**Work to complete:**
Reproduce the listing below, from the line containing "What elements are" through the line containing "weight-text: 9.5G (667, 165, 731, 196)", with both of those lines included. Leave the picture out of your copy.

╭─ The records

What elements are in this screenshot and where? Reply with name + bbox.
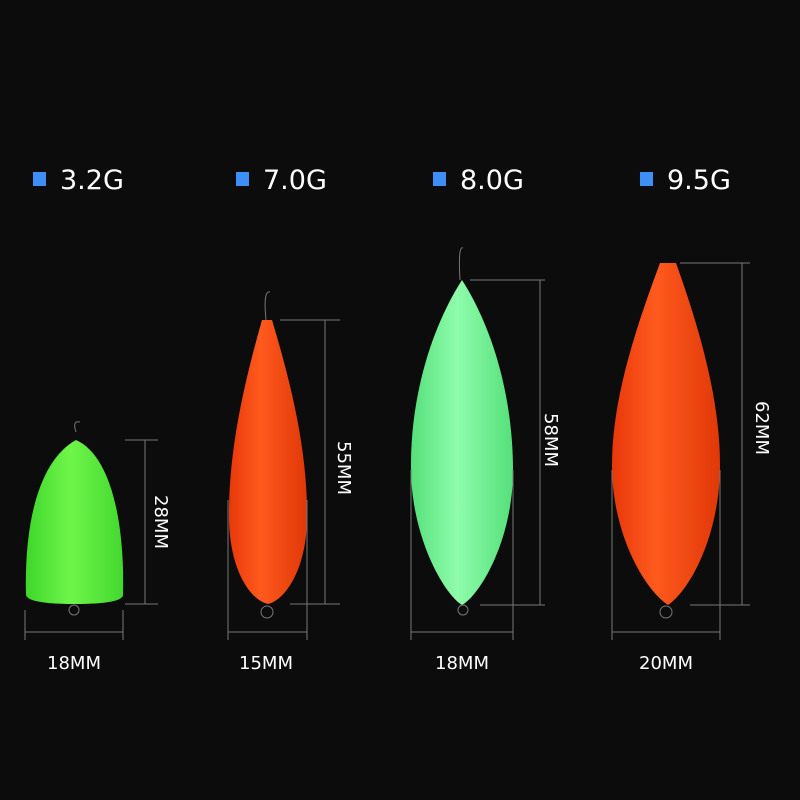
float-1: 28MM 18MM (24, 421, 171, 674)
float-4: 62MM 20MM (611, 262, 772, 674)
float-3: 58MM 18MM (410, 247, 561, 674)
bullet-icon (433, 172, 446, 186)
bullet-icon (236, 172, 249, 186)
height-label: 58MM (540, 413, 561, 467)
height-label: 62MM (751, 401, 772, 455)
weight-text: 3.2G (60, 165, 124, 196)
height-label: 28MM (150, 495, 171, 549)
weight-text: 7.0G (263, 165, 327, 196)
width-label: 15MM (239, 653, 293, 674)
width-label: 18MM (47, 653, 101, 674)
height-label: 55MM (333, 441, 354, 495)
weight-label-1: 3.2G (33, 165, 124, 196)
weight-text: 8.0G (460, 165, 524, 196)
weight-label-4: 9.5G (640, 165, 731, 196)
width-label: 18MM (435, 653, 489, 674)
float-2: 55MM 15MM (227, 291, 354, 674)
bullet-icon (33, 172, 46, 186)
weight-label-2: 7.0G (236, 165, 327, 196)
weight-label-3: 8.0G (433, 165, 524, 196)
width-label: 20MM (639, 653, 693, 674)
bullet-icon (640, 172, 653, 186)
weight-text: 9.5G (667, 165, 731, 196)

╰─
╭─ The records

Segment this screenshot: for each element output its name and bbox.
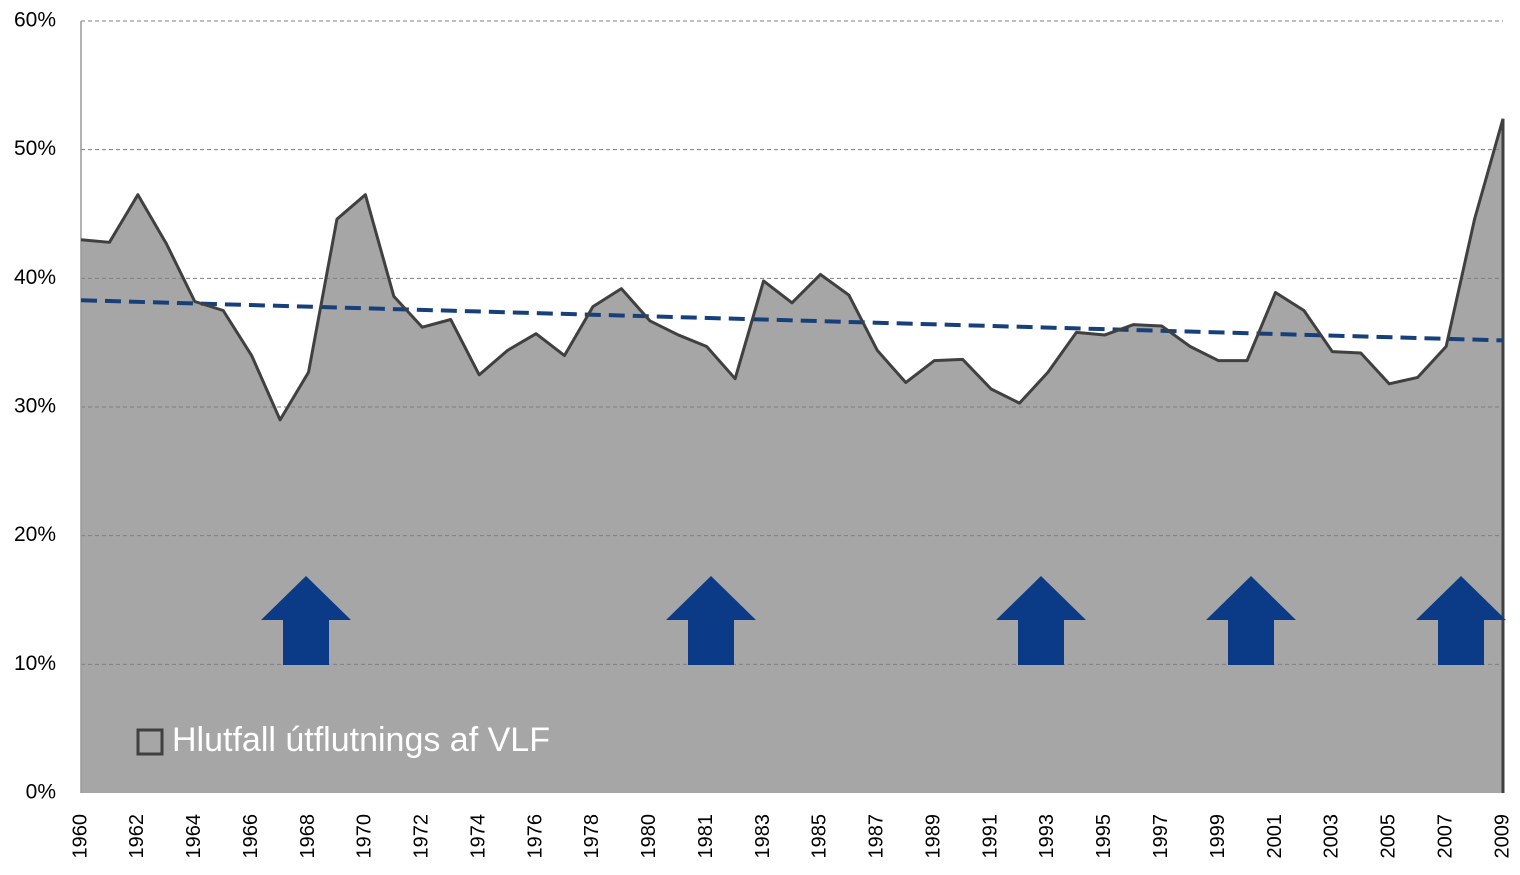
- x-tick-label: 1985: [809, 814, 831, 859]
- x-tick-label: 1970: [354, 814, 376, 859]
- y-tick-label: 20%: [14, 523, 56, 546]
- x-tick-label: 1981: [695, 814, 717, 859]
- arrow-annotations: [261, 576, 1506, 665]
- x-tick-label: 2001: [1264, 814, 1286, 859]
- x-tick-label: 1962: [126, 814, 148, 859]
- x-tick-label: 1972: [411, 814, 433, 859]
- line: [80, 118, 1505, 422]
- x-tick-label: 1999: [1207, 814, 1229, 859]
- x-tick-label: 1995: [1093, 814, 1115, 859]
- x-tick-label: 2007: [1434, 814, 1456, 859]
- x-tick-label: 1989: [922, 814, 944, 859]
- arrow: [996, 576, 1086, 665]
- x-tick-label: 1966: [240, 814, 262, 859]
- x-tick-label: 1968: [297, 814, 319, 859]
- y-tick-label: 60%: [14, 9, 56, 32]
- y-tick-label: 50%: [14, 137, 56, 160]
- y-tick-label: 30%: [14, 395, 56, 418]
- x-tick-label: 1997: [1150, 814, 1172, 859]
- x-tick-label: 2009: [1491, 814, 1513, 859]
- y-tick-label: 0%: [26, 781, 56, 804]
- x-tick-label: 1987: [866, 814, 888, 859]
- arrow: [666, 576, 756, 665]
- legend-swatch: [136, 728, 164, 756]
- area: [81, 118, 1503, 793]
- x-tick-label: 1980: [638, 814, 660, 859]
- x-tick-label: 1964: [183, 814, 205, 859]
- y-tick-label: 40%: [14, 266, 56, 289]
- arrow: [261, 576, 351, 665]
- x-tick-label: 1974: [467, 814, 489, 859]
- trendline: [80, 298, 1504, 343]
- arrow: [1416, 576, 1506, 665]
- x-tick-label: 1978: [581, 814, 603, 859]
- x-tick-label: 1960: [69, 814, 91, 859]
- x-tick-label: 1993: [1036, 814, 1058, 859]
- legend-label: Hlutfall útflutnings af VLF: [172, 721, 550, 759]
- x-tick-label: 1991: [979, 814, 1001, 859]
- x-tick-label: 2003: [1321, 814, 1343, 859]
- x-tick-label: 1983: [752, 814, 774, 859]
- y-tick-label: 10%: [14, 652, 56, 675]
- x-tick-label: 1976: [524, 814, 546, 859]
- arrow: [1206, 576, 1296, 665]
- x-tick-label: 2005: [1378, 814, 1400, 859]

╰─

**Task solution:**
What elements are in this screenshot and where? Reply with name + bbox.
float-1: 28MM 18MM (24, 421, 171, 674)
float-4: 62MM 20MM (611, 262, 772, 674)
float-3: 58MM 18MM (410, 247, 561, 674)
bullet-icon (433, 172, 446, 186)
bullet-icon (236, 172, 249, 186)
height-label: 58MM (540, 413, 561, 467)
height-label: 62MM (751, 401, 772, 455)
weight-text: 3.2G (60, 165, 124, 196)
height-label: 28MM (150, 495, 171, 549)
weight-text: 7.0G (263, 165, 327, 196)
width-label: 15MM (239, 653, 293, 674)
width-label: 18MM (47, 653, 101, 674)
height-label: 55MM (333, 441, 354, 495)
weight-label-1: 3.2G (33, 165, 124, 196)
weight-text: 8.0G (460, 165, 524, 196)
weight-label-4: 9.5G (640, 165, 731, 196)
width-label: 18MM (435, 653, 489, 674)
float-2: 55MM 15MM (227, 291, 354, 674)
bullet-icon (33, 172, 46, 186)
weight-label-2: 7.0G (236, 165, 327, 196)
weight-label-3: 8.0G (433, 165, 524, 196)
width-label: 20MM (639, 653, 693, 674)
bullet-icon (640, 172, 653, 186)
weight-text: 9.5G (667, 165, 731, 196)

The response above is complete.